[Extracted data entries]
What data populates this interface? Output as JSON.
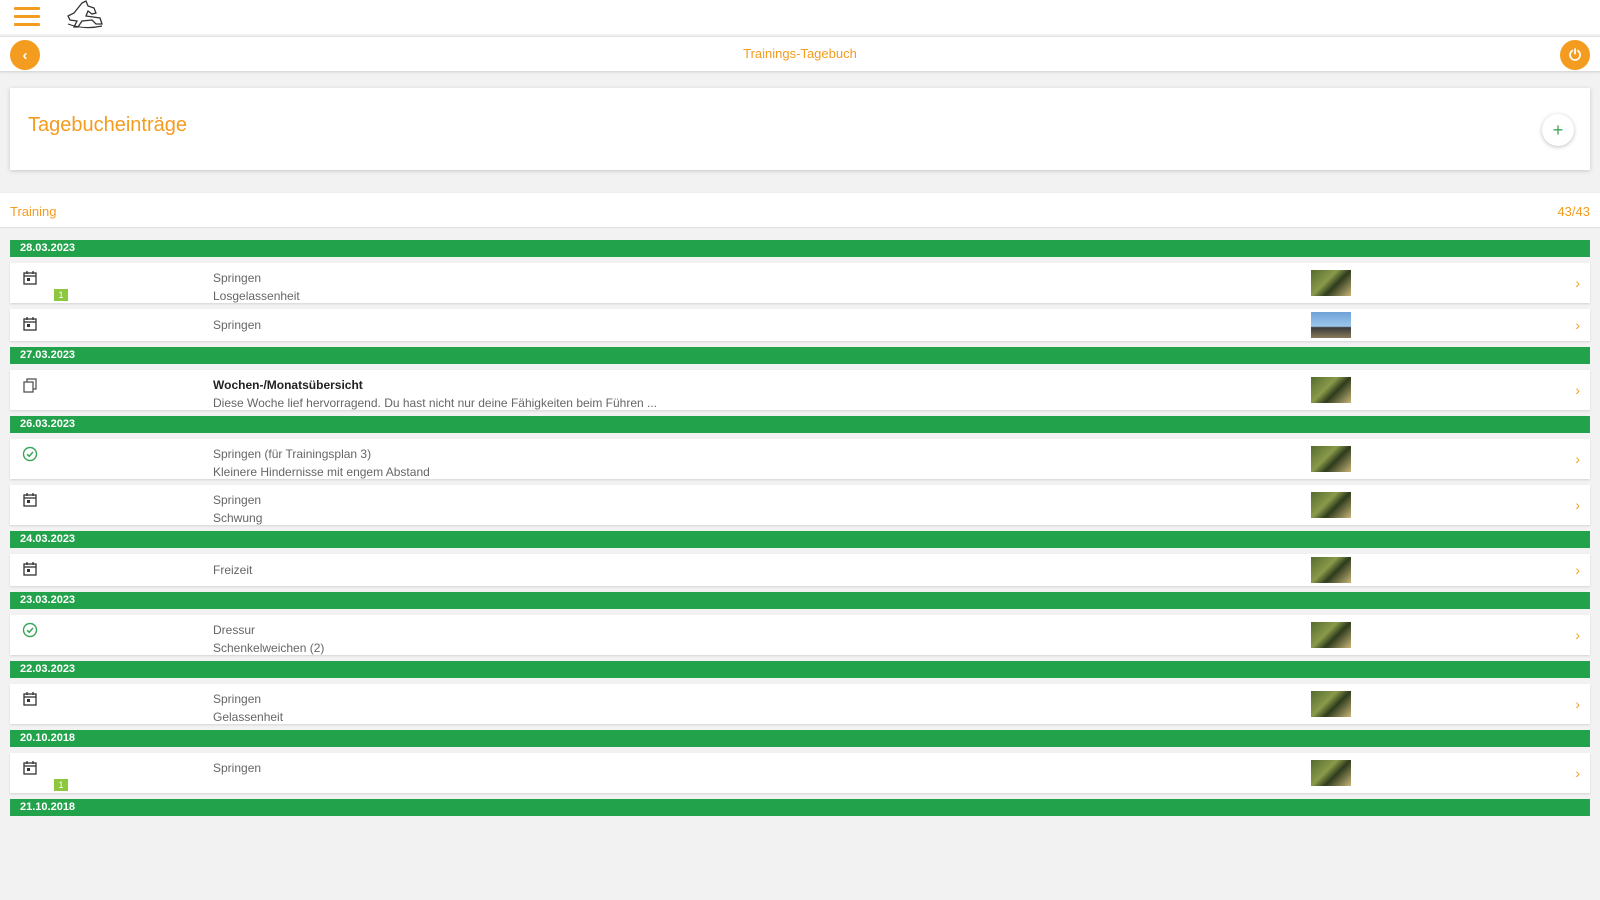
{
  "app": {
    "title": "Trainings-Tagebuch"
  },
  "card": {
    "title": "Tagebucheinträge",
    "add_icon": "plus-icon"
  },
  "filter": {
    "label": "Training",
    "count": "43/43"
  },
  "colors": {
    "accent": "#f39c1f",
    "date_header": "#22a24a",
    "badge": "#8dc63f"
  },
  "groups": [
    {
      "date": "28.03.2023",
      "entries": [
        {
          "icon": "calendar-icon",
          "line1": "Springen",
          "line2": "Losgelassenheit",
          "badge": "1",
          "thumb": "horse-photo"
        },
        {
          "icon": "calendar-icon",
          "line1": "Springen",
          "line2": "",
          "thumb": "horse-photo-sky"
        }
      ]
    },
    {
      "date": "27.03.2023",
      "entries": [
        {
          "icon": "copy-icon",
          "line1": "Wochen-/Monatsübersicht",
          "line2": "Diese Woche lief hervorragend. Du hast nicht nur deine Fähigkeiten beim Führen ...",
          "bold": true,
          "thumb": "horse-photo"
        }
      ]
    },
    {
      "date": "26.03.2023",
      "entries": [
        {
          "icon": "check-circle-icon",
          "line1": "Springen (für Trainingsplan 3)",
          "line2": "Kleinere Hindernisse mit engem Abstand",
          "thumb": "horse-photo"
        },
        {
          "icon": "calendar-icon",
          "line1": "Springen",
          "line2": "Schwung",
          "thumb": "horse-photo"
        }
      ]
    },
    {
      "date": "24.03.2023",
      "entries": [
        {
          "icon": "calendar-icon",
          "line1": "Freizeit",
          "line2": "",
          "thumb": "horse-photo"
        }
      ]
    },
    {
      "date": "23.03.2023",
      "entries": [
        {
          "icon": "check-circle-icon",
          "line1": "Dressur",
          "line2": "Schenkelweichen (2)",
          "thumb": "horse-photo"
        }
      ]
    },
    {
      "date": "22.03.2023",
      "entries": [
        {
          "icon": "calendar-icon",
          "line1": "Springen",
          "line2": "Gelassenheit",
          "thumb": "horse-photo"
        }
      ]
    },
    {
      "date": "20.10.2018",
      "entries": [
        {
          "icon": "calendar-icon",
          "line1": "Springen",
          "line2": "",
          "badge": "1",
          "thumb": "horse-photo"
        }
      ]
    },
    {
      "date": "21.10.2018",
      "entries": []
    }
  ]
}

Problem requirements ::
Exactly reproduce each record, leaving out any pictures.

Output of the task ::
What data populates this interface? Output as JSON.
{
  "app": {
    "title": "Trainings-Tagebuch"
  },
  "card": {
    "title": "Tagebucheinträge",
    "add_icon": "plus-icon"
  },
  "filter": {
    "label": "Training",
    "count": "43/43"
  },
  "colors": {
    "accent": "#f39c1f",
    "date_header": "#22a24a",
    "badge": "#8dc63f"
  },
  "groups": [
    {
      "date": "28.03.2023",
      "entries": [
        {
          "icon": "calendar-icon",
          "line1": "Springen",
          "line2": "Losgelassenheit",
          "badge": "1",
          "thumb": "horse-photo"
        },
        {
          "icon": "calendar-icon",
          "line1": "Springen",
          "line2": "",
          "thumb": "horse-photo-sky"
        }
      ]
    },
    {
      "date": "27.03.2023",
      "entries": [
        {
          "icon": "copy-icon",
          "line1": "Wochen-/Monatsübersicht",
          "line2": "Diese Woche lief hervorragend. Du hast nicht nur deine Fähigkeiten beim Führen ...",
          "bold": true,
          "thumb": "horse-photo"
        }
      ]
    },
    {
      "date": "26.03.2023",
      "entries": [
        {
          "icon": "check-circle-icon",
          "line1": "Springen (für Trainingsplan 3)",
          "line2": "Kleinere Hindernisse mit engem Abstand",
          "thumb": "horse-photo"
        },
        {
          "icon": "calendar-icon",
          "line1": "Springen",
          "line2": "Schwung",
          "thumb": "horse-photo"
        }
      ]
    },
    {
      "date": "24.03.2023",
      "entries": [
        {
          "icon": "calendar-icon",
          "line1": "Freizeit",
          "line2": "",
          "thumb": "horse-photo"
        }
      ]
    },
    {
      "date": "23.03.2023",
      "entries": [
        {
          "icon": "check-circle-icon",
          "line1": "Dressur",
          "line2": "Schenkelweichen (2)",
          "thumb": "horse-photo"
        }
      ]
    },
    {
      "date": "22.03.2023",
      "entries": [
        {
          "icon": "calendar-icon",
          "line1": "Springen",
          "line2": "Gelassenheit",
          "thumb": "horse-photo"
        }
      ]
    },
    {
      "date": "20.10.2018",
      "entries": [
        {
          "icon": "calendar-icon",
          "line1": "Springen",
          "line2": "",
          "badge": "1",
          "thumb": "horse-photo"
        }
      ]
    },
    {
      "date": "21.10.2018",
      "entries": []
    }
  ]
}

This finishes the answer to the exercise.